Figure dataset records:

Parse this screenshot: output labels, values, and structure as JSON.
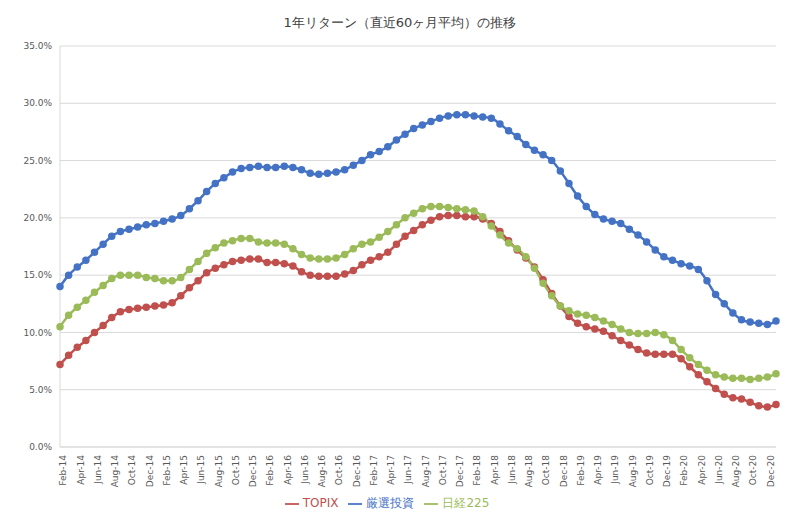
{
  "chart_data": {
    "type": "line",
    "title": "1年リターン（直近60ヶ月平均）の推移",
    "categories": [
      "Feb-14",
      null,
      "Apr-14",
      null,
      "Jun-14",
      null,
      "Aug-14",
      null,
      "Oct-14",
      null,
      "Dec-14",
      null,
      "Feb-15",
      null,
      "Apr-15",
      null,
      "Jun-15",
      null,
      "Aug-15",
      null,
      "Oct-15",
      null,
      "Dec-15",
      null,
      "Feb-16",
      null,
      "Apr-16",
      null,
      "Jun-16",
      null,
      "Aug-16",
      null,
      "Oct-16",
      null,
      "Dec-16",
      null,
      "Feb-17",
      null,
      "Apr-17",
      null,
      "Jun-17",
      null,
      "Aug-17",
      null,
      "Oct-17",
      null,
      "Dec-17",
      null,
      "Feb-18",
      null,
      "Apr-18",
      null,
      "Jun-18",
      null,
      "Aug-18",
      null,
      "Oct-18",
      null,
      "Dec-18",
      null,
      "Feb-19",
      null,
      "Apr-19",
      null,
      "Jun-19",
      null,
      "Aug-19",
      null,
      "Oct-19",
      null,
      "Dec-19",
      null,
      "Feb-20",
      null,
      "Apr-20",
      null,
      "Jun-20",
      null,
      "Aug-20",
      null,
      "Oct-20",
      null,
      "Dec-20",
      null
    ],
    "series": [
      {
        "name": "厳選投資",
        "color": "#4472C4",
        "marker": "circle",
        "line_style": "solid",
        "values": [
          14.0,
          15.0,
          15.7,
          16.3,
          17.0,
          17.7,
          18.4,
          18.8,
          19.0,
          19.2,
          19.4,
          19.5,
          19.7,
          19.9,
          20.2,
          20.8,
          21.5,
          22.3,
          23.0,
          23.5,
          24.0,
          24.3,
          24.4,
          24.5,
          24.4,
          24.4,
          24.5,
          24.4,
          24.2,
          23.9,
          23.8,
          23.9,
          24.0,
          24.2,
          24.6,
          25.0,
          25.5,
          25.8,
          26.2,
          26.8,
          27.3,
          27.8,
          28.1,
          28.4,
          28.7,
          28.9,
          29.0,
          29.0,
          28.9,
          28.8,
          28.7,
          28.2,
          27.6,
          27.1,
          26.4,
          25.9,
          25.5,
          25.0,
          24.1,
          23.0,
          21.9,
          21.0,
          20.3,
          19.9,
          19.7,
          19.5,
          19.0,
          18.5,
          17.9,
          17.2,
          16.6,
          16.3,
          16.0,
          15.8,
          15.5,
          14.5,
          13.3,
          12.5,
          11.7,
          11.1,
          10.9,
          10.8,
          10.7,
          11.0
        ]
      },
      {
        "name": "TOPIX",
        "color": "#C0504D",
        "marker": "circle",
        "line_style": "solid",
        "values": [
          7.2,
          8.0,
          8.7,
          9.3,
          10.0,
          10.6,
          11.3,
          11.8,
          12.0,
          12.1,
          12.2,
          12.3,
          12.4,
          12.6,
          13.2,
          13.9,
          14.5,
          15.2,
          15.6,
          15.9,
          16.2,
          16.3,
          16.4,
          16.4,
          16.1,
          16.1,
          16.0,
          15.8,
          15.3,
          15.0,
          14.9,
          14.9,
          14.9,
          15.1,
          15.4,
          15.9,
          16.3,
          16.6,
          17.0,
          17.7,
          18.4,
          18.9,
          19.4,
          19.8,
          20.1,
          20.2,
          20.2,
          20.1,
          20.1,
          19.9,
          19.5,
          18.8,
          18.0,
          17.2,
          16.5,
          15.7,
          14.6,
          13.4,
          12.3,
          11.4,
          10.8,
          10.5,
          10.3,
          10.1,
          9.7,
          9.3,
          8.9,
          8.5,
          8.2,
          8.1,
          8.1,
          8.1,
          7.7,
          7.0,
          6.3,
          5.7,
          5.1,
          4.6,
          4.3,
          4.2,
          3.9,
          3.6,
          3.5,
          3.7
        ]
      },
      {
        "name": "日経225",
        "color": "#9BBB59",
        "marker": "circle",
        "line_style": "solid",
        "values": [
          10.5,
          11.5,
          12.2,
          12.8,
          13.5,
          14.1,
          14.7,
          15.0,
          15.0,
          15.0,
          14.8,
          14.7,
          14.5,
          14.5,
          14.8,
          15.5,
          16.2,
          16.9,
          17.4,
          17.8,
          18.0,
          18.2,
          18.2,
          17.9,
          17.8,
          17.8,
          17.7,
          17.3,
          16.8,
          16.5,
          16.4,
          16.4,
          16.5,
          16.8,
          17.3,
          17.7,
          17.9,
          18.3,
          18.8,
          19.4,
          20.0,
          20.4,
          20.8,
          21.0,
          21.0,
          20.9,
          20.8,
          20.7,
          20.6,
          20.1,
          19.3,
          18.5,
          17.8,
          17.3,
          16.6,
          15.6,
          14.3,
          13.2,
          12.3,
          11.9,
          11.6,
          11.5,
          11.3,
          11.0,
          10.7,
          10.3,
          10.0,
          9.9,
          9.9,
          10.0,
          9.8,
          9.3,
          8.5,
          7.8,
          7.2,
          6.7,
          6.3,
          6.1,
          6.0,
          6.0,
          5.9,
          6.0,
          6.1,
          6.4
        ]
      }
    ],
    "ylim": [
      0,
      35
    ],
    "yticks": [
      {
        "value": 0,
        "label": "0.0%"
      },
      {
        "value": 5,
        "label": "5.0%"
      },
      {
        "value": 10,
        "label": "10.0%"
      },
      {
        "value": 15,
        "label": "15.0%"
      },
      {
        "value": 20,
        "label": "20.0%"
      },
      {
        "value": 25,
        "label": "25.0%"
      },
      {
        "value": 30,
        "label": "30.0%"
      },
      {
        "value": 35,
        "label": "35.0%"
      }
    ],
    "grid": true,
    "legend": "bottom"
  }
}
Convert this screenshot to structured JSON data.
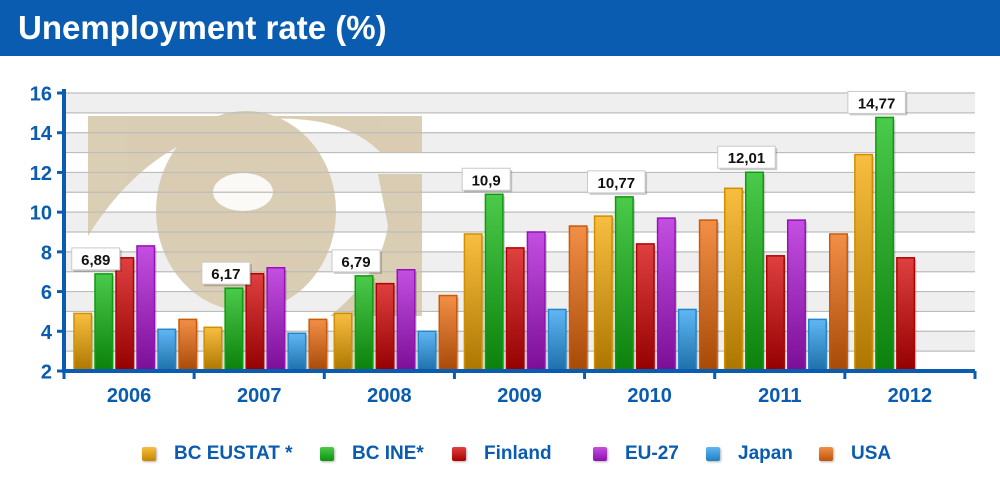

◆ Exercise brief:
Exclude the images, then output the data above word for word.

◆ Solution to the exercise:
Parse this screenshot: output labels, values, and structure as JSON.
{
  "chart_data": {
    "type": "line",
    "title": "1年リターン（直近60ヶ月平均）の推移",
    "categories": [
      "Feb-14",
      null,
      "Apr-14",
      null,
      "Jun-14",
      null,
      "Aug-14",
      null,
      "Oct-14",
      null,
      "Dec-14",
      null,
      "Feb-15",
      null,
      "Apr-15",
      null,
      "Jun-15",
      null,
      "Aug-15",
      null,
      "Oct-15",
      null,
      "Dec-15",
      null,
      "Feb-16",
      null,
      "Apr-16",
      null,
      "Jun-16",
      null,
      "Aug-16",
      null,
      "Oct-16",
      null,
      "Dec-16",
      null,
      "Feb-17",
      null,
      "Apr-17",
      null,
      "Jun-17",
      null,
      "Aug-17",
      null,
      "Oct-17",
      null,
      "Dec-17",
      null,
      "Feb-18",
      null,
      "Apr-18",
      null,
      "Jun-18",
      null,
      "Aug-18",
      null,
      "Oct-18",
      null,
      "Dec-18",
      null,
      "Feb-19",
      null,
      "Apr-19",
      null,
      "Jun-19",
      null,
      "Aug-19",
      null,
      "Oct-19",
      null,
      "Dec-19",
      null,
      "Feb-20",
      null,
      "Apr-20",
      null,
      "Jun-20",
      null,
      "Aug-20",
      null,
      "Oct-20",
      null,
      "Dec-20",
      null
    ],
    "series": [
      {
        "name": "厳選投資",
        "color": "#4472C4",
        "marker": "circle",
        "line_style": "solid",
        "values": [
          14.0,
          15.0,
          15.7,
          16.3,
          17.0,
          17.7,
          18.4,
          18.8,
          19.0,
          19.2,
          19.4,
          19.5,
          19.7,
          19.9,
          20.2,
          20.8,
          21.5,
          22.3,
          23.0,
          23.5,
          24.0,
          24.3,
          24.4,
          24.5,
          24.4,
          24.4,
          24.5,
          24.4,
          24.2,
          23.9,
          23.8,
          23.9,
          24.0,
          24.2,
          24.6,
          25.0,
          25.5,
          25.8,
          26.2,
          26.8,
          27.3,
          27.8,
          28.1,
          28.4,
          28.7,
          28.9,
          29.0,
          29.0,
          28.9,
          28.8,
          28.7,
          28.2,
          27.6,
          27.1,
          26.4,
          25.9,
          25.5,
          25.0,
          24.1,
          23.0,
          21.9,
          21.0,
          20.3,
          19.9,
          19.7,
          19.5,
          19.0,
          18.5,
          17.9,
          17.2,
          16.6,
          16.3,
          16.0,
          15.8,
          15.5,
          14.5,
          13.3,
          12.5,
          11.7,
          11.1,
          10.9,
          10.8,
          10.7,
          11.0
        ]
      },
      {
        "name": "TOPIX",
        "color": "#C0504D",
        "marker": "circle",
        "line_style": "solid",
        "values": [
          7.2,
          8.0,
          8.7,
          9.3,
          10.0,
          10.6,
          11.3,
          11.8,
          12.0,
          12.1,
          12.2,
          12.3,
          12.4,
          12.6,
          13.2,
          13.9,
          14.5,
          15.2,
          15.6,
          15.9,
          16.2,
          16.3,
          16.4,
          16.4,
          16.1,
          16.1,
          16.0,
          15.8,
          15.3,
          15.0,
          14.9,
          14.9,
          14.9,
          15.1,
          15.4,
          15.9,
          16.3,
          16.6,
          17.0,
          17.7,
          18.4,
          18.9,
          19.4,
          19.8,
          20.1,
          20.2,
          20.2,
          20.1,
          20.1,
          19.9,
          19.5,
          18.8,
          18.0,
          17.2,
          16.5,
          15.7,
          14.6,
          13.4,
          12.3,
          11.4,
          10.8,
          10.5,
          10.3,
          10.1,
          9.7,
          9.3,
          8.9,
          8.5,
          8.2,
          8.1,
          8.1,
          8.1,
          7.7,
          7.0,
          6.3,
          5.7,
          5.1,
          4.6,
          4.3,
          4.2,
          3.9,
          3.6,
          3.5,
          3.7
        ]
      },
      {
        "name": "日経225",
        "color": "#9BBB59",
        "marker": "circle",
        "line_style": "solid",
        "values": [
          10.5,
          11.5,
          12.2,
          12.8,
          13.5,
          14.1,
          14.7,
          15.0,
          15.0,
          15.0,
          14.8,
          14.7,
          14.5,
          14.5,
          14.8,
          15.5,
          16.2,
          16.9,
          17.4,
          17.8,
          18.0,
          18.2,
          18.2,
          17.9,
          17.8,
          17.8,
          17.7,
          17.3,
          16.8,
          16.5,
          16.4,
          16.4,
          16.5,
          16.8,
          17.3,
          17.7,
          17.9,
          18.3,
          18.8,
          19.4,
          20.0,
          20.4,
          20.8,
          21.0,
          21.0,
          20.9,
          20.8,
          20.7,
          20.6,
          20.1,
          19.3,
          18.5,
          17.8,
          17.3,
          16.6,
          15.6,
          14.3,
          13.2,
          12.3,
          11.9,
          11.6,
          11.5,
          11.3,
          11.0,
          10.7,
          10.3,
          10.0,
          9.9,
          9.9,
          10.0,
          9.8,
          9.3,
          8.5,
          7.8,
          7.2,
          6.7,
          6.3,
          6.1,
          6.0,
          6.0,
          5.9,
          6.0,
          6.1,
          6.4
        ]
      }
    ],
    "ylim": [
      0,
      35
    ],
    "yticks": [
      {
        "value": 0,
        "label": "0.0%"
      },
      {
        "value": 5,
        "label": "5.0%"
      },
      {
        "value": 10,
        "label": "10.0%"
      },
      {
        "value": 15,
        "label": "15.0%"
      },
      {
        "value": 20,
        "label": "20.0%"
      },
      {
        "value": 25,
        "label": "25.0%"
      },
      {
        "value": 30,
        "label": "30.0%"
      },
      {
        "value": 35,
        "label": "35.0%"
      }
    ],
    "grid": true,
    "legend": "bottom"
  }
}
Convert this screenshot to structured JSON data.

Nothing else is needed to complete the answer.